§ YOUR GOAL
Transcribe all of the data exactly. Omit the pictures.

==============================

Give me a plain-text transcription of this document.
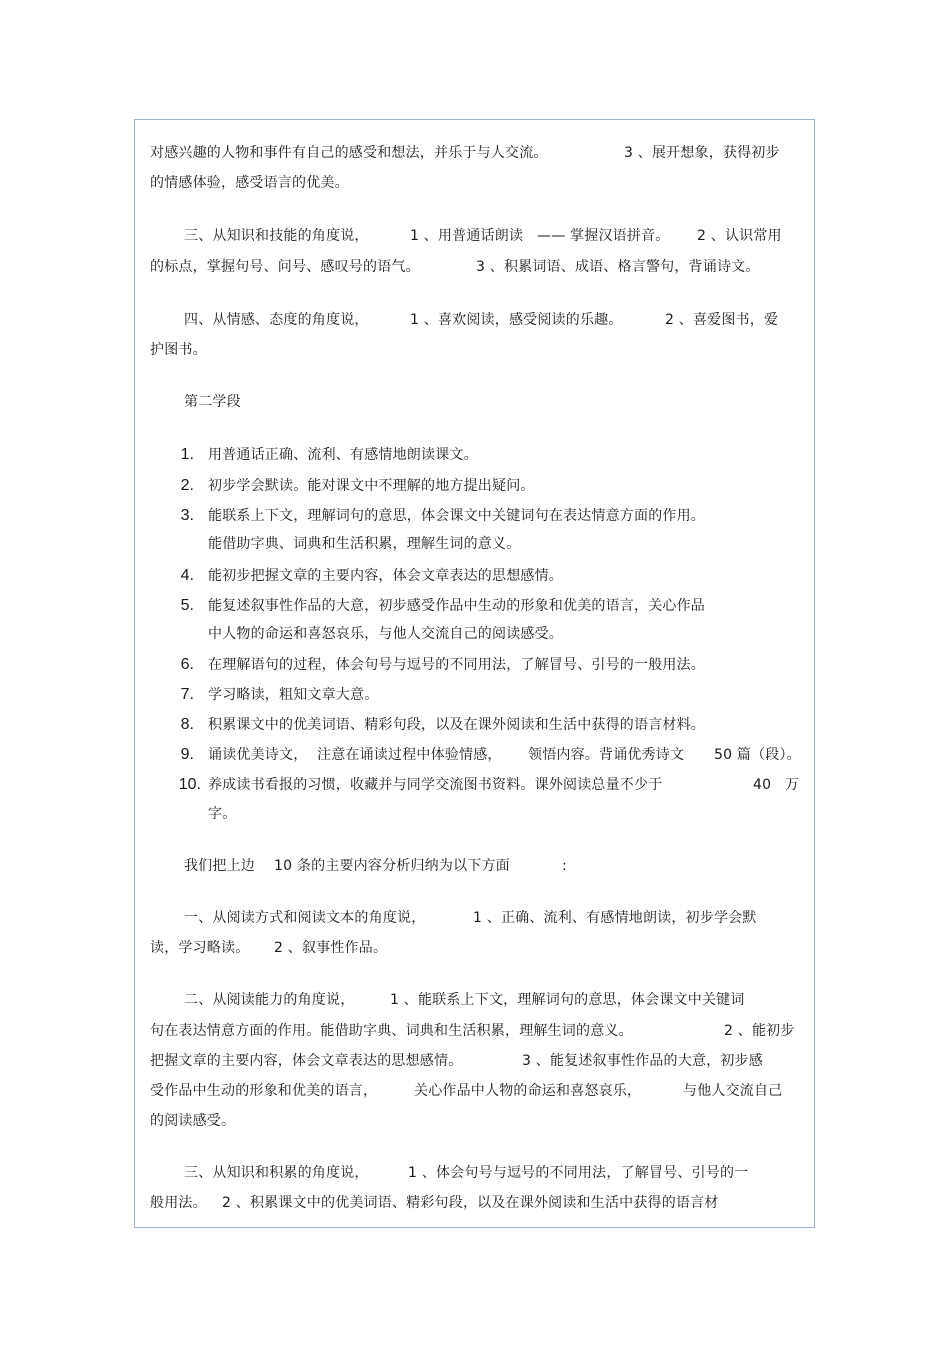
对感兴趣的人物和事件有自己的感受和想法，并乐于与人交流。	3 、展开想象，获得初步
的情感体验，感受语言的优美。
三、从知识和技能的角度说，	1 、用普通话朗读 —— 掌握汉语拼音。 2 、认识常用
的标点，掌握句号、问号、感叹号的语气。	3 、积累词语、成语、格言警句，背诵诗文。
四、从情感、态度的角度说，	1 、喜欢阅读，感受阅读的乐趣。	2 、喜爱图书，爱
护图书。
第二学段
1. 用普通话正确、流利、有感情地朗读课文。
2. 初步学会默读。能对课文中不理解的地方提出疑问。
3. 能联系上下文，理解词句的意思，体会课文中关键词句在表达情意方面的作用。
能借助字典、词典和生活积累，理解生词的意义。
4. 能初步把握文章的主要内容，体会文章表达的思想感情。
5. 能复述叙事性作品的大意，初步感受作品中生动的形象和优美的语言，关心作品
中人物的命运和喜怒哀乐，与他人交流自己的阅读感受。
6. 在理解语句的过程，体会句号与逗号的不同用法，了解冒号、引号的一般用法。
7. 学习略读，粗知文章大意。
8. 积累课文中的优美词语、精彩句段，以及在课外阅读和生活中获得的语言材料。
9. 诵读优美诗文， 注意在诵读过程中体验情感， 领悟内容。背诵优秀诗文 50 篇（段）。
10. 养成读书看报的习惯，收藏并与同学交流图书资料。课外阅读总量不少于	40 万
字。
我们把上边 10 条的主要内容分析归纳为以下方面	:
一、从阅读方式和阅读文本的角度说，	1 、正确、流利、有感情地朗读，初步学会默
读，学习略读。 2 、叙事性作品。
二、从阅读能力的角度说，	1 、能联系上下文，理解词句的意思，体会课文中关键词
句在表达情意方面的作用。能借助字典、词典和生活积累，理解生词的意义。	2 、能初步
把握文章的主要内容，体会文章表达的思想感情。	3 、能复述叙事性作品的大意，初步感
受作品中生动的形象和优美的语言，	关心作品中人物的命运和喜怒哀乐，	与他人交流自己
的阅读感受。
三、从知识和积累的角度说，	1 、体会句号与逗号的不同用法，了解冒号、引号的一
般用法。 2 、积累课文中的优美词语、精彩句段，以及在课外阅读和生活中获得的语言材
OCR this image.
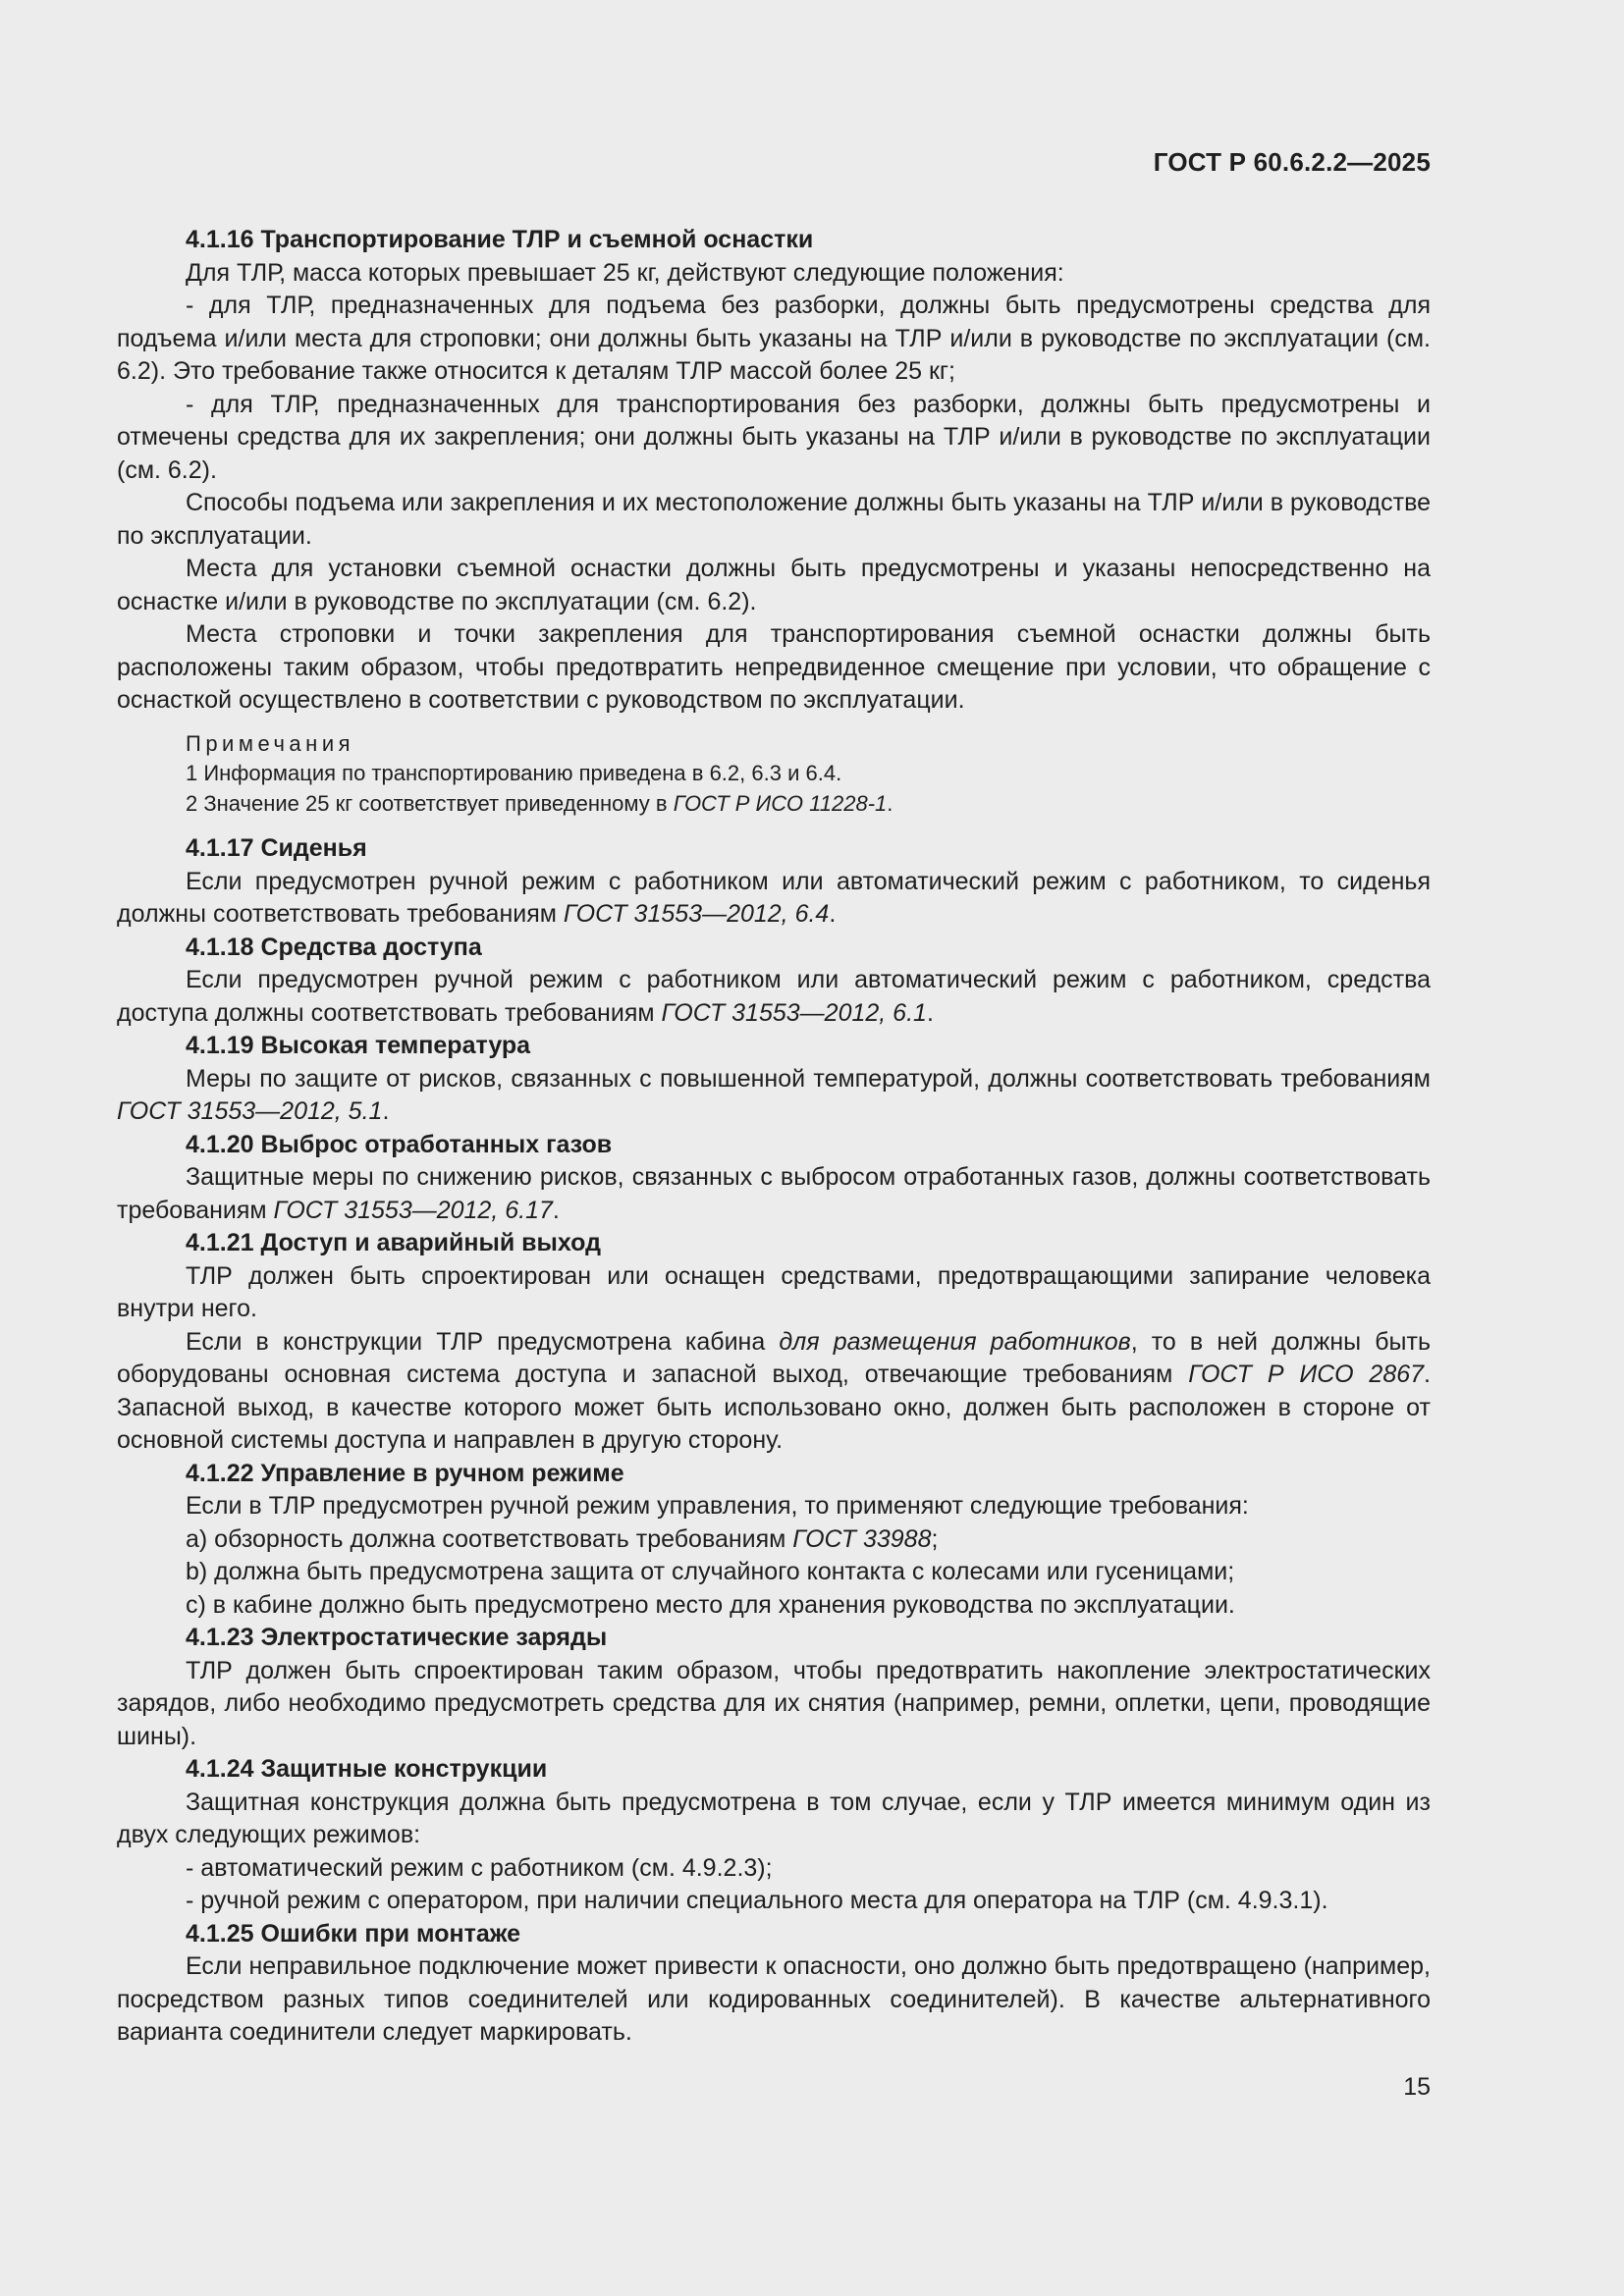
ГОСТ Р 60.6.2.2—2025
4.1.16 Транспортирование ТЛР и съемной оснастки

Для ТЛР, масса которых превышает 25 кг, действуют следующие положения:

- для ТЛР, предназначенных для подъема без разборки, должны быть предусмотрены средства для подъема и/или места для строповки; они должны быть указаны на ТЛР и/или в руководстве по эксплуатации (см. 6.2). Это требование также относится к деталям ТЛР массой более 25 кг;

- для ТЛР, предназначенных для транспортирования без разборки, должны быть предусмотрены и отмечены средства для их закрепления; они должны быть указаны на ТЛР и/или в руководстве по эксплуатации (см. 6.2).

Способы подъема или закрепления и их местоположение должны быть указаны на ТЛР и/или в руководстве по эксплуатации.

Места для установки съемной оснастки должны быть предусмотрены и указаны непосредственно на оснастке и/или в руководстве по эксплуатации (см. 6.2).

Места строповки и точки закрепления для транспортирования съемной оснастки должны быть расположены таким образом, чтобы предотвратить непредвиденное смещение при условии, что обращение с оснасткой осуществлено в соответствии с руководством по эксплуатации.

Примечания
1 Информация по транспортированию приведена в 6.2, 6.3 и 6.4.
2 Значение 25 кг соответствует приведенному в ГОСТ Р ИСО 11228-1.
4.1.17 Сиденья

Если предусмотрен ручной режим с работником или автоматический режим с работником, то сиденья должны соответствовать требованиям ГОСТ 31553—2012, 6.4.

4.1.18 Средства доступа

Если предусмотрен ручной режим с работником или автоматический режим с работником, средства доступа должны соответствовать требованиям ГОСТ 31553—2012, 6.1.

4.1.19 Высокая температура

Меры по защите от рисков, связанных с повышенной температурой, должны соответствовать требованиям ГОСТ 31553—2012, 5.1.

4.1.20 Выброс отработанных газов

Защитные меры по снижению рисков, связанных с выбросом отработанных газов, должны соответствовать требованиям ГОСТ 31553—2012, 6.17.

4.1.21 Доступ и аварийный выход

ТЛР должен быть спроектирован или оснащен средствами, предотвращающими запирание человека внутри него.

Если в конструкции ТЛР предусмотрена кабина для размещения работников, то в ней должны быть оборудованы основная система доступа и запасной выход, отвечающие требованиям ГОСТ Р ИСО 2867. Запасной выход, в качестве которого может быть использовано окно, должен быть расположен в стороне от основной системы доступа и направлен в другую сторону.

4.1.22 Управление в ручном режиме

Если в ТЛР предусмотрен ручной режим управления, то применяют следующие требования:

a) обзорность должна соответствовать требованиям ГОСТ 33988;

b) должна быть предусмотрена защита от случайного контакта с колесами или гусеницами;

c) в кабине должно быть предусмотрено место для хранения руководства по эксплуатации.

4.1.23 Электростатические заряды

ТЛР должен быть спроектирован таким образом, чтобы предотвратить накопление электростатических зарядов, либо необходимо предусмотреть средства для их снятия (например, ремни, оплетки, цепи, проводящие шины).

4.1.24 Защитные конструкции

Защитная конструкция должна быть предусмотрена в том случае, если у ТЛР имеется минимум один из двух следующих режимов:

- автоматический режим с работником (см. 4.9.2.3);

- ручной режим с оператором, при наличии специального места для оператора на ТЛР (см. 4.9.3.1).

4.1.25 Ошибки при монтаже

Если неправильное подключение может привести к опасности, оно должно быть предотвращено (например, посредством разных типов соединителей или кодированных соединителей). В качестве альтернативного варианта соединители следует маркировать.

15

==============================

§ RESPONSE BELOW
Give me a plain-text transcription of this document.
对感兴趣的人物和事件有自己的感受和想法，并乐于与人交流。	3 、展开想象，获得初步
的情感体验，感受语言的优美。
三、从知识和技能的角度说，	1 、用普通话朗读 —— 掌握汉语拼音。 2 、认识常用
的标点，掌握句号、问号、感叹号的语气。	3 、积累词语、成语、格言警句，背诵诗文。
四、从情感、态度的角度说，	1 、喜欢阅读，感受阅读的乐趣。	2 、喜爱图书，爱
护图书。
第二学段
1. 用普通话正确、流利、有感情地朗读课文。
2. 初步学会默读。能对课文中不理解的地方提出疑问。
3. 能联系上下文，理解词句的意思，体会课文中关键词句在表达情意方面的作用。
能借助字典、词典和生活积累，理解生词的意义。
4. 能初步把握文章的主要内容，体会文章表达的思想感情。
5. 能复述叙事性作品的大意，初步感受作品中生动的形象和优美的语言，关心作品
中人物的命运和喜怒哀乐，与他人交流自己的阅读感受。
6. 在理解语句的过程，体会句号与逗号的不同用法，了解冒号、引号的一般用法。
7. 学习略读，粗知文章大意。
8. 积累课文中的优美词语、精彩句段，以及在课外阅读和生活中获得的语言材料。
9. 诵读优美诗文， 注意在诵读过程中体验情感， 领悟内容。背诵优秀诗文 50 篇（段）。
10. 养成读书看报的习惯，收藏并与同学交流图书资料。课外阅读总量不少于	40 万
字。
我们把上边 10 条的主要内容分析归纳为以下方面	:
一、从阅读方式和阅读文本的角度说，	1 、正确、流利、有感情地朗读，初步学会默
读，学习略读。 2 、叙事性作品。
二、从阅读能力的角度说，	1 、能联系上下文，理解词句的意思，体会课文中关键词
句在表达情意方面的作用。能借助字典、词典和生活积累，理解生词的意义。	2 、能初步
把握文章的主要内容，体会文章表达的思想感情。	3 、能复述叙事性作品的大意，初步感
受作品中生动的形象和优美的语言，	关心作品中人物的命运和喜怒哀乐，	与他人交流自己
的阅读感受。
三、从知识和积累的角度说，	1 、体会句号与逗号的不同用法，了解冒号、引号的一
般用法。 2 、积累课文中的优美词语、精彩句段，以及在课外阅读和生活中获得的语言材
OCR this image.
ГОСТ Р 60.6.2.2—2025
4.1.16 Транспортирование ТЛР и съемной оснастки

Для ТЛР, масса которых превышает 25 кг, действуют следующие положения:

- для ТЛР, предназначенных для подъема без разборки, должны быть предусмотрены средства для подъема и/или места для строповки; они должны быть указаны на ТЛР и/или в руководстве по эксплуатации (см. 6.2). Это требование также относится к деталям ТЛР массой более 25 кг;

- для ТЛР, предназначенных для транспортирования без разборки, должны быть предусмотрены и отмечены средства для их закрепления; они должны быть указаны на ТЛР и/или в руководстве по эксплуатации (см. 6.2).

Способы подъема или закрепления и их местоположение должны быть указаны на ТЛР и/или в руководстве по эксплуатации.

Места для установки съемной оснастки должны быть предусмотрены и указаны непосредственно на оснастке и/или в руководстве по эксплуатации (см. 6.2).

Места строповки и точки закрепления для транспортирования съемной оснастки должны быть расположены таким образом, чтобы предотвратить непредвиденное смещение при условии, что обращение с оснасткой осуществлено в соответствии с руководством по эксплуатации.

Примечания
1 Информация по транспортированию приведена в 6.2, 6.3 и 6.4.
2 Значение 25 кг соответствует приведенному в ГОСТ Р ИСО 11228-1.
4.1.17 Сиденья

Если предусмотрен ручной режим с работником или автоматический режим с работником, то сиденья должны соответствовать требованиям ГОСТ 31553—2012, 6.4.

4.1.18 Средства доступа

Если предусмотрен ручной режим с работником или автоматический режим с работником, средства доступа должны соответствовать требованиям ГОСТ 31553—2012, 6.1.

4.1.19 Высокая температура

Меры по защите от рисков, связанных с повышенной температурой, должны соответствовать требованиям ГОСТ 31553—2012, 5.1.

4.1.20 Выброс отработанных газов

Защитные меры по снижению рисков, связанных с выбросом отработанных газов, должны соответствовать требованиям ГОСТ 31553—2012, 6.17.

4.1.21 Доступ и аварийный выход

ТЛР должен быть спроектирован или оснащен средствами, предотвращающими запирание человека внутри него.

Если в конструкции ТЛР предусмотрена кабина для размещения работников, то в ней должны быть оборудованы основная система доступа и запасной выход, отвечающие требованиям ГОСТ Р ИСО 2867. Запасной выход, в качестве которого может быть использовано окно, должен быть расположен в стороне от основной системы доступа и направлен в другую сторону.

4.1.22 Управление в ручном режиме

Если в ТЛР предусмотрен ручной режим управления, то применяют следующие требования:

a) обзорность должна соответствовать требованиям ГОСТ 33988;

b) должна быть предусмотрена защита от случайного контакта с колесами или гусеницами;

c) в кабине должно быть предусмотрено место для хранения руководства по эксплуатации.

4.1.23 Электростатические заряды

ТЛР должен быть спроектирован таким образом, чтобы предотвратить накопление электростатических зарядов, либо необходимо предусмотреть средства для их снятия (например, ремни, оплетки, цепи, проводящие шины).

4.1.24 Защитные конструкции

Защитная конструкция должна быть предусмотрена в том случае, если у ТЛР имеется минимум один из двух следующих режимов:

- автоматический режим с работником (см. 4.9.2.3);

- ручной режим с оператором, при наличии специального места для оператора на ТЛР (см. 4.9.3.1).

4.1.25 Ошибки при монтаже

Если неправильное подключение может привести к опасности, оно должно быть предотвращено (например, посредством разных типов соединителей или кодированных соединителей). В качестве альтернативного варианта соединители следует маркировать.

15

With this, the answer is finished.